WRITTEN EXERCISE => Word for word, retype every entry in the listing.

== RECORDS FOR THE TASK

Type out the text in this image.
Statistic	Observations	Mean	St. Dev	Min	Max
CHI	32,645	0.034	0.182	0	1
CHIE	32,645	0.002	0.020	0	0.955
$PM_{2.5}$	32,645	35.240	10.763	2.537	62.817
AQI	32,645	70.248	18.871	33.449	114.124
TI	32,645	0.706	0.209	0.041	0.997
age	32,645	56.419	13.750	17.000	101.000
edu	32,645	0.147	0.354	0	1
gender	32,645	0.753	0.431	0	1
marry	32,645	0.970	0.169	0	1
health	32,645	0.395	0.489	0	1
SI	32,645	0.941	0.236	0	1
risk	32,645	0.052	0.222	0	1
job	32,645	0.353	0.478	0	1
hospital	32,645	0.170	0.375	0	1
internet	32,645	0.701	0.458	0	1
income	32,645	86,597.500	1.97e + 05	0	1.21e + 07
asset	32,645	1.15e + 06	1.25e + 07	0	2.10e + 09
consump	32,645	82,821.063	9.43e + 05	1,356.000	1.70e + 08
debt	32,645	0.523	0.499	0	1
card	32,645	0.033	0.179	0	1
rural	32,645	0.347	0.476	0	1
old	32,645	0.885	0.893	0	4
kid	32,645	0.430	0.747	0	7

====

WRITTEN ANSWER =>
Type out the text in this image.
Statistic	Observations	Mean	St. Dev	Min	Max
CHI	32,645	0.034	0.182	0	1
CHIE	32,645	0.002	0.020	0	0.955
$PM_{2.5}$	32,645	35.240	10.763	2.537	62.817
AQI	32,645	70.248	18.871	33.449	114.124
TI	32,645	0.706	0.209	0.041	0.997
age	32,645	56.419	13.750	17.000	101.000
edu	32,645	0.147	0.354	0	1
gender	32,645	0.753	0.431	0	1
marry	32,645	0.970	0.169	0	1
health	32,645	0.395	0.489	0	1
SI	32,645	0.941	0.236	0	1
risk	32,645	0.052	0.222	0	1
job	32,645	0.353	0.478	0	1
hospital	32,645	0.170	0.375	0	1
internet	32,645	0.701	0.458	0	1
income	32,645	86,597.500	1.97e + 05	0	1.21e + 07
asset	32,645	1.15e + 06	1.25e + 07	0	2.10e + 09
consump	32,645	82,821.063	9.43e + 05	1,356.000	1.70e + 08
debt	32,645	0.523	0.499	0	1
card	32,645	0.033	0.179	0	1
rural	32,645	0.347	0.476	0	1
old	32,645	0.885	0.893	0	4
kid	32,645	0.430	0.747	0	7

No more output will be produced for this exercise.